Records contained in a dataset
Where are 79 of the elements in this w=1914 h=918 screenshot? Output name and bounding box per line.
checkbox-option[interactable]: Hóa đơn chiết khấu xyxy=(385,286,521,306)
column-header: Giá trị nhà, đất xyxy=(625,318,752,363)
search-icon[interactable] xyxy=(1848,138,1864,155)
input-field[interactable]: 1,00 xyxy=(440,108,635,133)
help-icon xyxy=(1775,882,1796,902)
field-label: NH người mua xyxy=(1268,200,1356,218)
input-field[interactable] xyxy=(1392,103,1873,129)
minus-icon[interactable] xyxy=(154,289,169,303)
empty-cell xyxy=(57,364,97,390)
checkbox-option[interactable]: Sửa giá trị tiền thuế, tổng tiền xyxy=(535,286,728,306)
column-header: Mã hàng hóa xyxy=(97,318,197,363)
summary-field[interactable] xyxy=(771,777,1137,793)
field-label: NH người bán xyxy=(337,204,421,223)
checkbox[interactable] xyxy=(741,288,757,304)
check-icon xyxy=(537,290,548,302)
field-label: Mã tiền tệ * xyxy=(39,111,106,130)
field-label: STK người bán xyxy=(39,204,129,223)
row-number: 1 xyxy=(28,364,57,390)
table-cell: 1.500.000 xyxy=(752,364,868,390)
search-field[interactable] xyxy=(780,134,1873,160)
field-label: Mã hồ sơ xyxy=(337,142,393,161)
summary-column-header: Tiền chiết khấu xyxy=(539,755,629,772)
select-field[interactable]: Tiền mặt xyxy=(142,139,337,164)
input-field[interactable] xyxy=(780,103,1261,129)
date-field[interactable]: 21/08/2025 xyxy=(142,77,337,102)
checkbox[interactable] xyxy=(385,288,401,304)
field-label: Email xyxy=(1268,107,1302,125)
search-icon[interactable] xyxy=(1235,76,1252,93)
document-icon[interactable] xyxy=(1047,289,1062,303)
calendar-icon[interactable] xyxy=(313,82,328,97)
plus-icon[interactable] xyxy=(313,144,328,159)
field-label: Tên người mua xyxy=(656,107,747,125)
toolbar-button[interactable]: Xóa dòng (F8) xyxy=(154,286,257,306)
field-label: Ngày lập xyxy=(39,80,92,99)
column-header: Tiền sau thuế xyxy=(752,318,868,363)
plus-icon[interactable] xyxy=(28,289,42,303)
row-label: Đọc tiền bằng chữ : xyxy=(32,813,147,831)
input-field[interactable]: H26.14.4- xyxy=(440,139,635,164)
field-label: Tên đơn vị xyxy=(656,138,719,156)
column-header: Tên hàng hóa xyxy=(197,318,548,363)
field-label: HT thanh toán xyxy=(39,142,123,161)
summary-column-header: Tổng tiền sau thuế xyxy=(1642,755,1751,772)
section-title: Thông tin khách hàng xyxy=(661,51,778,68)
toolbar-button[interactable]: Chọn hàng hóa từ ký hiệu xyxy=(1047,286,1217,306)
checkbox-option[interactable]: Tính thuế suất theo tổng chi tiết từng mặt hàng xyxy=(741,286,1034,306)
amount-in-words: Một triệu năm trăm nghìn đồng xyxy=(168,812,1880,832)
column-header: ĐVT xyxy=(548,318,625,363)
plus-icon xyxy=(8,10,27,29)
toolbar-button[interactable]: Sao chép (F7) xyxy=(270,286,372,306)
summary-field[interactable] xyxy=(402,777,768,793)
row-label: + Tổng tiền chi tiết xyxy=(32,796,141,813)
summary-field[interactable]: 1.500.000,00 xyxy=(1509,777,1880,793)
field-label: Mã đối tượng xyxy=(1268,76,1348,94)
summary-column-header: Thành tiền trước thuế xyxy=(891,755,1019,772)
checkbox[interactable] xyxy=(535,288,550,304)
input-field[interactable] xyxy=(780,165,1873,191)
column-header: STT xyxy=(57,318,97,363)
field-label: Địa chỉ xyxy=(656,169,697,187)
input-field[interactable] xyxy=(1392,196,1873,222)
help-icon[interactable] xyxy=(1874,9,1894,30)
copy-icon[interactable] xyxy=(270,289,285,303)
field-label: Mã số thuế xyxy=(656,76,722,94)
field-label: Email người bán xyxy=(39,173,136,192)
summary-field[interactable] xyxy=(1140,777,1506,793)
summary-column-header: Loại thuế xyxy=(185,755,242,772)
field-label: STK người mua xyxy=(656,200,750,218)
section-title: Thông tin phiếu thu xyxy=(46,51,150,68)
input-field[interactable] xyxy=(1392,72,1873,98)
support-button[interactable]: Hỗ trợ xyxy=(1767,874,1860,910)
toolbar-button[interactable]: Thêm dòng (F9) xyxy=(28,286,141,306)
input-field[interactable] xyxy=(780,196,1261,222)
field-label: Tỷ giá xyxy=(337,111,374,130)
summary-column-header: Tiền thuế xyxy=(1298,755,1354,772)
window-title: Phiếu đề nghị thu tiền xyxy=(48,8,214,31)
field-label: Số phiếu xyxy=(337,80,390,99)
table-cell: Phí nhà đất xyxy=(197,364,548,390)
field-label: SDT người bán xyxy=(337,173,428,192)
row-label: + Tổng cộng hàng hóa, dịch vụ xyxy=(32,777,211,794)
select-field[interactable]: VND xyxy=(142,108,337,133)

§ **YOUR TASK**: Could you reproduce the listing above with "field-label" changed to "form-label" everywhere it appears, keeping every other line and character the same?

§ **THE OUTPUT**:
Where are 79 of the elements in this w=1914 h=918 screenshot? Output name and bounding box per line.
checkbox-option[interactable]: Hóa đơn chiết khấu xyxy=(385,286,521,306)
column-header: Giá trị nhà, đất xyxy=(625,318,752,363)
search-icon[interactable] xyxy=(1848,138,1864,155)
input-field[interactable]: 1,00 xyxy=(440,108,635,133)
help-icon xyxy=(1775,882,1796,902)
form-label: NH người mua xyxy=(1268,200,1356,218)
input-field[interactable] xyxy=(1392,103,1873,129)
minus-icon[interactable] xyxy=(154,289,169,303)
empty-cell xyxy=(57,364,97,390)
checkbox-option[interactable]: Sửa giá trị tiền thuế, tổng tiền xyxy=(535,286,728,306)
column-header: Mã hàng hóa xyxy=(97,318,197,363)
summary-field[interactable] xyxy=(771,777,1137,793)
form-label: NH người bán xyxy=(337,204,421,223)
checkbox[interactable] xyxy=(741,288,757,304)
check-icon xyxy=(537,290,548,302)
form-label: Mã tiền tệ * xyxy=(39,111,106,130)
form-label: STK người bán xyxy=(39,204,129,223)
row-number: 1 xyxy=(28,364,57,390)
table-cell: 1.500.000 xyxy=(752,364,868,390)
search-field[interactable] xyxy=(780,134,1873,160)
form-label: Mã hồ sơ xyxy=(337,142,393,161)
summary-column-header: Tiền chiết khấu xyxy=(539,755,629,772)
select-field[interactable]: Tiền mặt xyxy=(142,139,337,164)
input-field[interactable] xyxy=(780,103,1261,129)
date-field[interactable]: 21/08/2025 xyxy=(142,77,337,102)
checkbox[interactable] xyxy=(385,288,401,304)
form-label: Email xyxy=(1268,107,1302,125)
search-icon[interactable] xyxy=(1235,76,1252,93)
document-icon[interactable] xyxy=(1047,289,1062,303)
calendar-icon[interactable] xyxy=(313,82,328,97)
plus-icon[interactable] xyxy=(313,144,328,159)
form-label: Tên người mua xyxy=(656,107,747,125)
toolbar-button[interactable]: Xóa dòng (F8) xyxy=(154,286,257,306)
form-label: Ngày lập xyxy=(39,80,92,99)
column-header: Tiền sau thuế xyxy=(752,318,868,363)
plus-icon[interactable] xyxy=(28,289,42,303)
row-label: Đọc tiền bằng chữ : xyxy=(32,813,147,831)
input-field[interactable]: H26.14.4- xyxy=(440,139,635,164)
form-label: Tên đơn vị xyxy=(656,138,719,156)
column-header: Tên hàng hóa xyxy=(197,318,548,363)
form-label: HT thanh toán xyxy=(39,142,123,161)
summary-column-header: Tổng tiền sau thuế xyxy=(1642,755,1751,772)
section-title: Thông tin khách hàng xyxy=(661,51,778,68)
toolbar-button[interactable]: Chọn hàng hóa từ ký hiệu xyxy=(1047,286,1217,306)
checkbox-option[interactable]: Tính thuế suất theo tổng chi tiết từng mặt hàng xyxy=(741,286,1034,306)
amount-in-words: Một triệu năm trăm nghìn đồng xyxy=(168,812,1880,832)
column-header: ĐVT xyxy=(548,318,625,363)
plus-icon xyxy=(8,10,27,29)
toolbar-button[interactable]: Sao chép (F7) xyxy=(270,286,372,306)
summary-field[interactable] xyxy=(402,777,768,793)
row-label: + Tổng tiền chi tiết xyxy=(32,796,141,813)
summary-field[interactable]: 1.500.000,00 xyxy=(1509,777,1880,793)
form-label: Mã đối tượng xyxy=(1268,76,1348,94)
summary-column-header: Thành tiền trước thuế xyxy=(891,755,1019,772)
checkbox[interactable] xyxy=(535,288,550,304)
input-field[interactable] xyxy=(780,165,1873,191)
column-header: STT xyxy=(57,318,97,363)
form-label: Địa chỉ xyxy=(656,169,697,187)
input-field[interactable] xyxy=(1392,196,1873,222)
help-icon[interactable] xyxy=(1874,9,1894,30)
copy-icon[interactable] xyxy=(270,289,285,303)
form-label: Mã số thuế xyxy=(656,76,722,94)
form-label: Email người bán xyxy=(39,173,136,192)
summary-field[interactable] xyxy=(1140,777,1506,793)
summary-column-header: Loại thuế xyxy=(185,755,242,772)
form-label: STK người mua xyxy=(656,200,750,218)
section-title: Thông tin phiếu thu xyxy=(46,51,150,68)
input-field[interactable] xyxy=(1392,72,1873,98)
support-button[interactable]: Hỗ trợ xyxy=(1767,874,1860,910)
toolbar-button[interactable]: Thêm dòng (F9) xyxy=(28,286,141,306)
input-field[interactable] xyxy=(780,196,1261,222)
form-label: Tỷ giá xyxy=(337,111,374,130)
summary-column-header: Tiền thuế xyxy=(1298,755,1354,772)
window-title: Phiếu đề nghị thu tiền xyxy=(48,8,214,31)
form-label: Số phiếu xyxy=(337,80,390,99)
table-cell: Phí nhà đất xyxy=(197,364,548,390)
form-label: SDT người bán xyxy=(337,173,428,192)
row-label: + Tổng cộng hàng hóa, dịch vụ xyxy=(32,777,211,794)
select-field[interactable]: VND xyxy=(142,108,337,133)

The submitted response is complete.